#### [Material]
++++++++

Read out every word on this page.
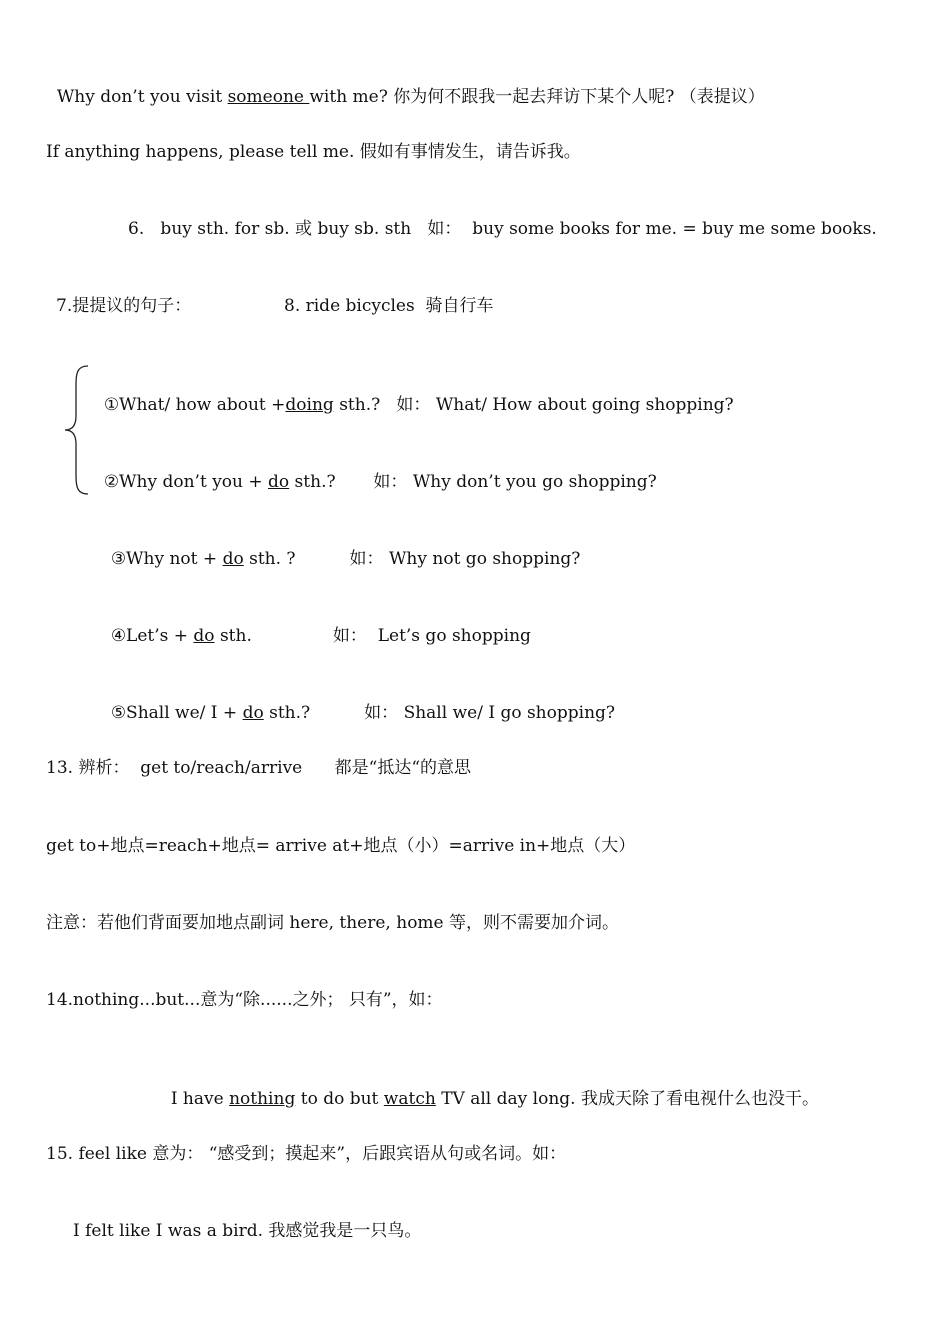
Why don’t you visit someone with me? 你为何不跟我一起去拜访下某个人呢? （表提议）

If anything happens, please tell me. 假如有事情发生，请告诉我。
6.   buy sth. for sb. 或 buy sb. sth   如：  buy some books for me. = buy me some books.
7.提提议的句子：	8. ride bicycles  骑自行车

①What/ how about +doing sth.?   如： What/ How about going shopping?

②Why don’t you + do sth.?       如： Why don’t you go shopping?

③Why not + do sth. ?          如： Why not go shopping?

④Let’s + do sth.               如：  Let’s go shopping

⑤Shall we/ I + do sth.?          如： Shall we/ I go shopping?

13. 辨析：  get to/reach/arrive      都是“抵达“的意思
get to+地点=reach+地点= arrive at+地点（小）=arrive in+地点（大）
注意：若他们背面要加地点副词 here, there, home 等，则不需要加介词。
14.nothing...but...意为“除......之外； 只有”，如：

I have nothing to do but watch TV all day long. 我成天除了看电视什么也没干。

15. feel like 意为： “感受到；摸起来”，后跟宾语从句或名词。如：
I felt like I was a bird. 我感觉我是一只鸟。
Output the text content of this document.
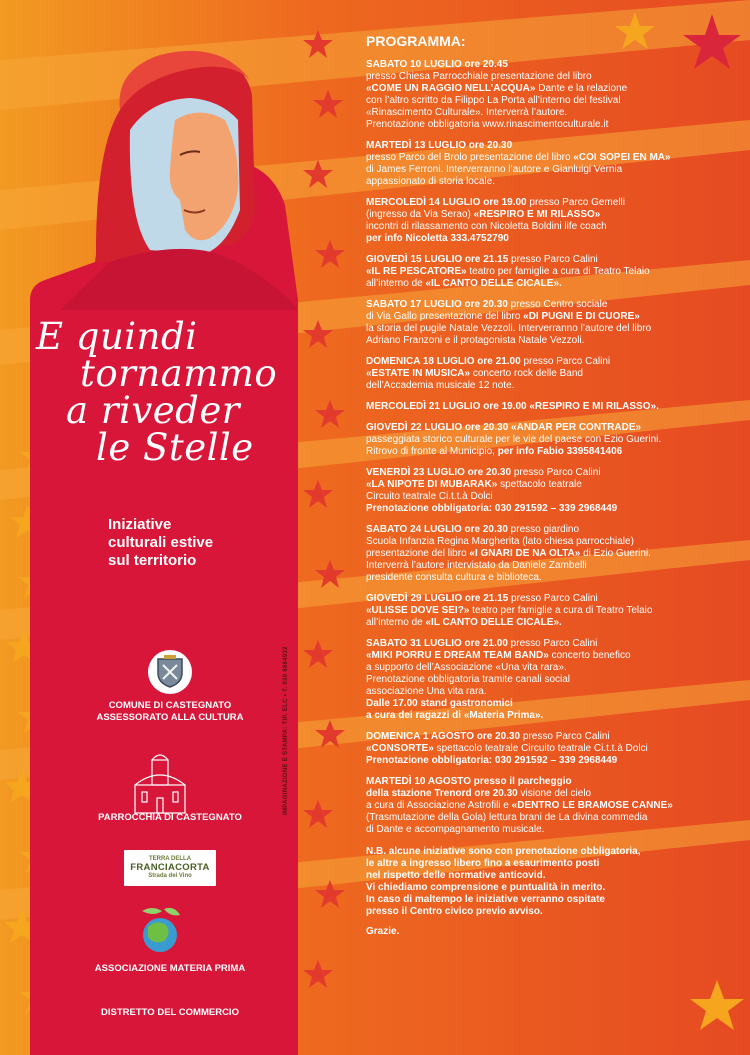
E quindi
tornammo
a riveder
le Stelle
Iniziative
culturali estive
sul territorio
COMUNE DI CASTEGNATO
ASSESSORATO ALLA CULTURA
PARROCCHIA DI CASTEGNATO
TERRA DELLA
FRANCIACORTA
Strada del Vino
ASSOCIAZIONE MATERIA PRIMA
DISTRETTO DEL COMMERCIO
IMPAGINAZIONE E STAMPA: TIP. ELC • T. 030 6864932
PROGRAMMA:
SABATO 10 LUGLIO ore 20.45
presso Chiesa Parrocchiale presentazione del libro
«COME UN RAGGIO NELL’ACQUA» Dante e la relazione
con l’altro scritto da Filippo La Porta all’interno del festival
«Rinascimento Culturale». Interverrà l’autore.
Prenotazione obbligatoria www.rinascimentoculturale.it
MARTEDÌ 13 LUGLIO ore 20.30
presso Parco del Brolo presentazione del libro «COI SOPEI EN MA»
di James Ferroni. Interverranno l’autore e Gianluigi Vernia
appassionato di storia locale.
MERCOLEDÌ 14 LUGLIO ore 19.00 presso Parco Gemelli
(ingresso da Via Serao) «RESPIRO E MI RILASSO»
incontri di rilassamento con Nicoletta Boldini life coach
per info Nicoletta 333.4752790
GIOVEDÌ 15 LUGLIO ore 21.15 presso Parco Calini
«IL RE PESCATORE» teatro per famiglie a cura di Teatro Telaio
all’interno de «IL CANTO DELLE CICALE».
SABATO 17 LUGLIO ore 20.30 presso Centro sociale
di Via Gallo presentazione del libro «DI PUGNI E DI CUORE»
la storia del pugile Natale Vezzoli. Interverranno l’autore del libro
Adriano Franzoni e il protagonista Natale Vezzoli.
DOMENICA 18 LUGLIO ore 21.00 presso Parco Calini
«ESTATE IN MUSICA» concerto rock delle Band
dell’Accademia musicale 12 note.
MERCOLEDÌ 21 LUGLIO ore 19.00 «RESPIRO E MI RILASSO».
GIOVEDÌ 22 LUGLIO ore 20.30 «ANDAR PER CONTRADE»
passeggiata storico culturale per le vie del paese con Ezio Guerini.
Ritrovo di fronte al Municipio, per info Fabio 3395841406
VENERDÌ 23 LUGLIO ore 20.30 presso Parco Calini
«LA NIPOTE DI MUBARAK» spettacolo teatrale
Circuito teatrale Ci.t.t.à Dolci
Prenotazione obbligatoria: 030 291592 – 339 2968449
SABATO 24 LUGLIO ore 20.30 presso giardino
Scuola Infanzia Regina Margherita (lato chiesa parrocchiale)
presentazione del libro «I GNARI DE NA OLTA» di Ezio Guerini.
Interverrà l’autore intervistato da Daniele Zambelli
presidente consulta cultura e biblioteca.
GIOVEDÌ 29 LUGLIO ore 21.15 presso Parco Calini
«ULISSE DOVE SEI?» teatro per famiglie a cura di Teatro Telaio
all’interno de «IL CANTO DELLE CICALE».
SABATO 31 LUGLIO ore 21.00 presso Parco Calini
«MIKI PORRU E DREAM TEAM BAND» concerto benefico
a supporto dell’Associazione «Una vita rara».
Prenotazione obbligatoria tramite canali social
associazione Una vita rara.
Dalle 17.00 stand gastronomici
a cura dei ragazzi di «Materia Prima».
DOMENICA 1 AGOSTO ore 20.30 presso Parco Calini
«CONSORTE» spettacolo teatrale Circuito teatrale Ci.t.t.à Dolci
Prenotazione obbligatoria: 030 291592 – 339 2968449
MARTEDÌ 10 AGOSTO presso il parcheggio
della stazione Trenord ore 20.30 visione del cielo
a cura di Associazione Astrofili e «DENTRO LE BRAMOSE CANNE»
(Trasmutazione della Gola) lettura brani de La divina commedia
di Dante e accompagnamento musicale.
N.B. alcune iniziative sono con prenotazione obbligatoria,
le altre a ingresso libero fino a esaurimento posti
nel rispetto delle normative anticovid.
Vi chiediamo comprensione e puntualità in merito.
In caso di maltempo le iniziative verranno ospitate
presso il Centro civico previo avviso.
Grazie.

++++++++

#### [Objective]
Repeat the entries exactly. Pictures are excluded from the copy.

#### [Expected answer]
Read out every word on this page.
Why don’t you visit someone with me? 你为何不跟我一起去拜访下某个人呢? （表提议）

If anything happens, please tell me. 假如有事情发生，请告诉我。
6.   buy sth. for sb. 或 buy sb. sth   如：  buy some books for me. = buy me some books.
7.提提议的句子：	8. ride bicycles  骑自行车

①What/ how about +doing sth.?   如： What/ How about going shopping?

②Why don’t you + do sth.?       如： Why don’t you go shopping?

③Why not + do sth. ?          如： Why not go shopping?

④Let’s + do sth.               如：  Let’s go shopping

⑤Shall we/ I + do sth.?          如： Shall we/ I go shopping?

13. 辨析：  get to/reach/arrive      都是“抵达“的意思
get to+地点=reach+地点= arrive at+地点（小）=arrive in+地点（大）
注意：若他们背面要加地点副词 here, there, home 等，则不需要加介词。
14.nothing...but...意为“除......之外； 只有”，如：

I have nothing to do but watch TV all day long. 我成天除了看电视什么也没干。

15. feel like 意为： “感受到；摸起来”，后跟宾语从句或名词。如：
I felt like I was a bird. 我感觉我是一只鸟。
Output the text content of this document.
E quindi
tornammo
a riveder
le Stelle
Iniziative
culturali estive
sul territorio
COMUNE DI CASTEGNATO
ASSESSORATO ALLA CULTURA
PARROCCHIA DI CASTEGNATO
TERRA DELLA
FRANCIACORTA
Strada del Vino
ASSOCIAZIONE MATERIA PRIMA
DISTRETTO DEL COMMERCIO
IMPAGINAZIONE E STAMPA: TIP. ELC • T. 030 6864932
PROGRAMMA:
SABATO 10 LUGLIO ore 20.45
presso Chiesa Parrocchiale presentazione del libro
«COME UN RAGGIO NELL’ACQUA» Dante e la relazione
con l’altro scritto da Filippo La Porta all’interno del festival
«Rinascimento Culturale». Interverrà l’autore.
Prenotazione obbligatoria www.rinascimentoculturale.it
MARTEDÌ 13 LUGLIO ore 20.30
presso Parco del Brolo presentazione del libro «COI SOPEI EN MA»
di James Ferroni. Interverranno l’autore e Gianluigi Vernia
appassionato di storia locale.
MERCOLEDÌ 14 LUGLIO ore 19.00 presso Parco Gemelli
(ingresso da Via Serao) «RESPIRO E MI RILASSO»
incontri di rilassamento con Nicoletta Boldini life coach
per info Nicoletta 333.4752790
GIOVEDÌ 15 LUGLIO ore 21.15 presso Parco Calini
«IL RE PESCATORE» teatro per famiglie a cura di Teatro Telaio
all’interno de «IL CANTO DELLE CICALE».
SABATO 17 LUGLIO ore 20.30 presso Centro sociale
di Via Gallo presentazione del libro «DI PUGNI E DI CUORE»
la storia del pugile Natale Vezzoli. Interverranno l’autore del libro
Adriano Franzoni e il protagonista Natale Vezzoli.
DOMENICA 18 LUGLIO ore 21.00 presso Parco Calini
«ESTATE IN MUSICA» concerto rock delle Band
dell’Accademia musicale 12 note.
MERCOLEDÌ 21 LUGLIO ore 19.00 «RESPIRO E MI RILASSO».
GIOVEDÌ 22 LUGLIO ore 20.30 «ANDAR PER CONTRADE»
passeggiata storico culturale per le vie del paese con Ezio Guerini.
Ritrovo di fronte al Municipio, per info Fabio 3395841406
VENERDÌ 23 LUGLIO ore 20.30 presso Parco Calini
«LA NIPOTE DI MUBARAK» spettacolo teatrale
Circuito teatrale Ci.t.t.à Dolci
Prenotazione obbligatoria: 030 291592 – 339 2968449
SABATO 24 LUGLIO ore 20.30 presso giardino
Scuola Infanzia Regina Margherita (lato chiesa parrocchiale)
presentazione del libro «I GNARI DE NA OLTA» di Ezio Guerini.
Interverrà l’autore intervistato da Daniele Zambelli
presidente consulta cultura e biblioteca.
GIOVEDÌ 29 LUGLIO ore 21.15 presso Parco Calini
«ULISSE DOVE SEI?» teatro per famiglie a cura di Teatro Telaio
all’interno de «IL CANTO DELLE CICALE».
SABATO 31 LUGLIO ore 21.00 presso Parco Calini
«MIKI PORRU E DREAM TEAM BAND» concerto benefico
a supporto dell’Associazione «Una vita rara».
Prenotazione obbligatoria tramite canali social
associazione Una vita rara.
Dalle 17.00 stand gastronomici
a cura dei ragazzi di «Materia Prima».
DOMENICA 1 AGOSTO ore 20.30 presso Parco Calini
«CONSORTE» spettacolo teatrale Circuito teatrale Ci.t.t.à Dolci
Prenotazione obbligatoria: 030 291592 – 339 2968449
MARTEDÌ 10 AGOSTO presso il parcheggio
della stazione Trenord ore 20.30 visione del cielo
a cura di Associazione Astrofili e «DENTRO LE BRAMOSE CANNE»
(Trasmutazione della Gola) lettura brani de La divina commedia
di Dante e accompagnamento musicale.
N.B. alcune iniziative sono con prenotazione obbligatoria,
le altre a ingresso libero fino a esaurimento posti
nel rispetto delle normative anticovid.
Vi chiediamo comprensione e puntualità in merito.
In caso di maltempo le iniziative verranno ospitate
presso il Centro civico previo avviso.
Grazie.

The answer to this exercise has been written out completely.